## Task instructions
Reproduce the records. Keep every word exact and include no images.

## Record set

%%

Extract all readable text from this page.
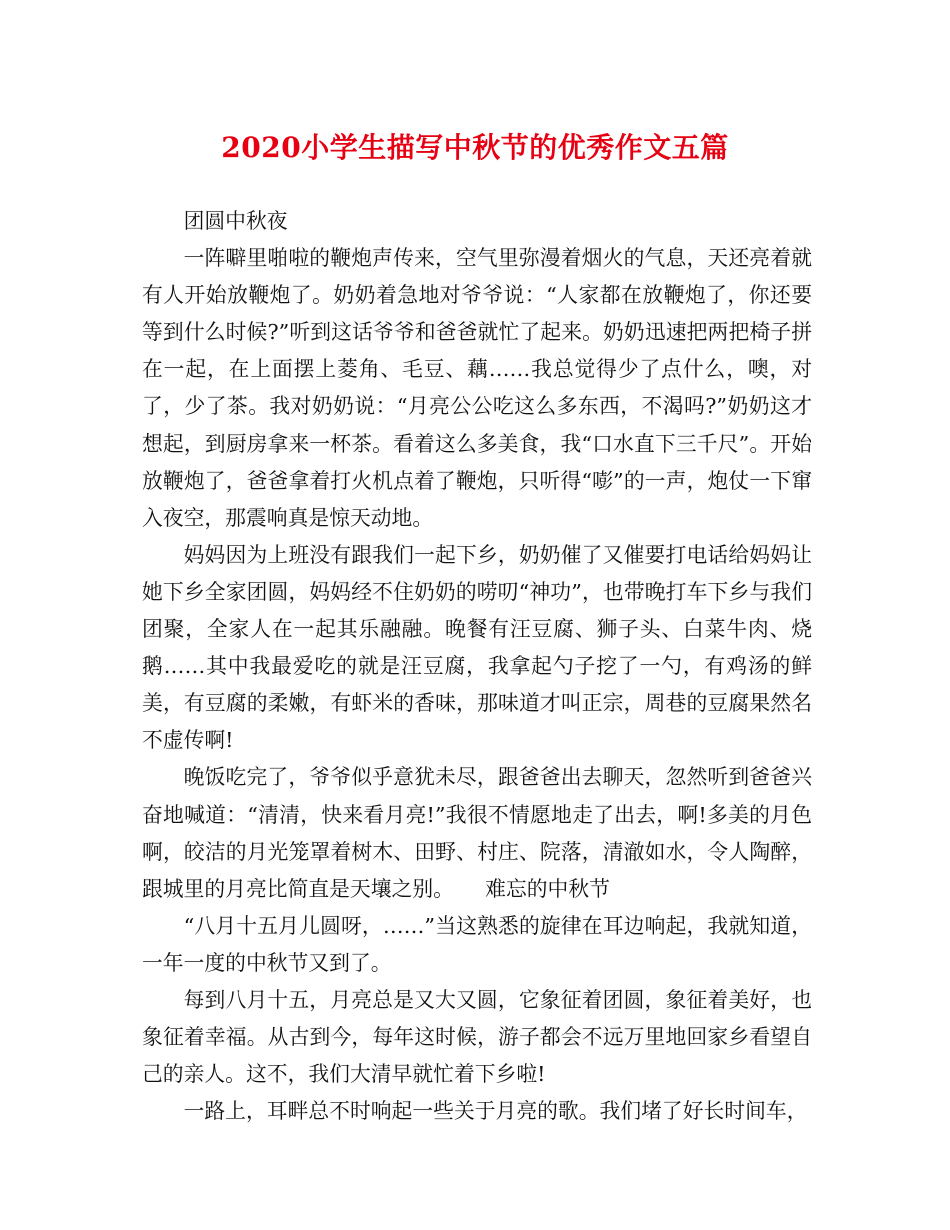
2020小学生描写中秋节的优秀作文五篇

团圆中秋夜

一阵噼里啪啦的鞭炮声传来，空气里弥漫着烟火的气息，天还亮着就有人开始放鞭炮了。奶奶着急地对爷爷说：“人家都在放鞭炮了，你还要等到什么时候?”听到这话爷爷和爸爸就忙了起来。奶奶迅速把两把椅子拼在一起，在上面摆上菱角、毛豆、藕……我总觉得少了点什么，噢，对了，少了茶。我对奶奶说：“月亮公公吃这么多东西，不渴吗?”奶奶这才想起，到厨房拿来一杯茶。看着这么多美食，我“口水直下三千尺”。开始放鞭炮了，爸爸拿着打火机点着了鞭炮，只听得“嘭”的一声，炮仗一下窜入夜空，那震响真是惊天动地。

妈妈因为上班没有跟我们一起下乡，奶奶催了又催要打电话给妈妈让她下乡全家团圆，妈妈经不住奶奶的唠叨“神功”，也带晚打车下乡与我们团聚，全家人在一起其乐融融。晚餐有汪豆腐、狮子头、白菜牛肉、烧鹅……其中我最爱吃的就是汪豆腐，我拿起勺子挖了一勺，有鸡汤的鲜美，有豆腐的柔嫩，有虾米的香味，那味道才叫正宗，周巷的豆腐果然名不虚传啊!

晚饭吃完了，爷爷似乎意犹未尽，跟爸爸出去聊天，忽然听到爸爸兴奋地喊道：“清清，快来看月亮!”我很不情愿地走了出去，啊!多美的月色啊，皎洁的月光笼罩着树木、田野、村庄、院落，清澈如水，令人陶醉，跟城里的月亮比简直是天壤之别。　　难忘的中秋节

“八月十五月儿圆呀，……”当这熟悉的旋律在耳边响起，我就知道，一年一度的中秋节又到了。

每到八月十五，月亮总是又大又圆，它象征着团圆，象征着美好，也象征着幸福。从古到今，每年这时候，游子都会不远万里地回家乡看望自己的亲人。这不，我们大清早就忙着下乡啦!

一路上，耳畔总不时响起一些关于月亮的歌。我们堵了好长时间车，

%%

## Full output
Extract all readable text from this page.
2020小学生描写中秋节的优秀作文五篇

团圆中秋夜

一阵噼里啪啦的鞭炮声传来，空气里弥漫着烟火的气息，天还亮着就有人开始放鞭炮了。奶奶着急地对爷爷说：“人家都在放鞭炮了，你还要等到什么时候?”听到这话爷爷和爸爸就忙了起来。奶奶迅速把两把椅子拼在一起，在上面摆上菱角、毛豆、藕……我总觉得少了点什么，噢，对了，少了茶。我对奶奶说：“月亮公公吃这么多东西，不渴吗?”奶奶这才想起，到厨房拿来一杯茶。看着这么多美食，我“口水直下三千尺”。开始放鞭炮了，爸爸拿着打火机点着了鞭炮，只听得“嘭”的一声，炮仗一下窜入夜空，那震响真是惊天动地。

妈妈因为上班没有跟我们一起下乡，奶奶催了又催要打电话给妈妈让她下乡全家团圆，妈妈经不住奶奶的唠叨“神功”，也带晚打车下乡与我们团聚，全家人在一起其乐融融。晚餐有汪豆腐、狮子头、白菜牛肉、烧鹅……其中我最爱吃的就是汪豆腐，我拿起勺子挖了一勺，有鸡汤的鲜美，有豆腐的柔嫩，有虾米的香味，那味道才叫正宗，周巷的豆腐果然名不虚传啊!

晚饭吃完了，爷爷似乎意犹未尽，跟爸爸出去聊天，忽然听到爸爸兴奋地喊道：“清清，快来看月亮!”我很不情愿地走了出去，啊!多美的月色啊，皎洁的月光笼罩着树木、田野、村庄、院落，清澈如水，令人陶醉，跟城里的月亮比简直是天壤之别。　　难忘的中秋节

“八月十五月儿圆呀，……”当这熟悉的旋律在耳边响起，我就知道，一年一度的中秋节又到了。

每到八月十五，月亮总是又大又圆，它象征着团圆，象征着美好，也象征着幸福。从古到今，每年这时候，游子都会不远万里地回家乡看望自己的亲人。这不，我们大清早就忙着下乡啦!

一路上，耳畔总不时响起一些关于月亮的歌。我们堵了好长时间车，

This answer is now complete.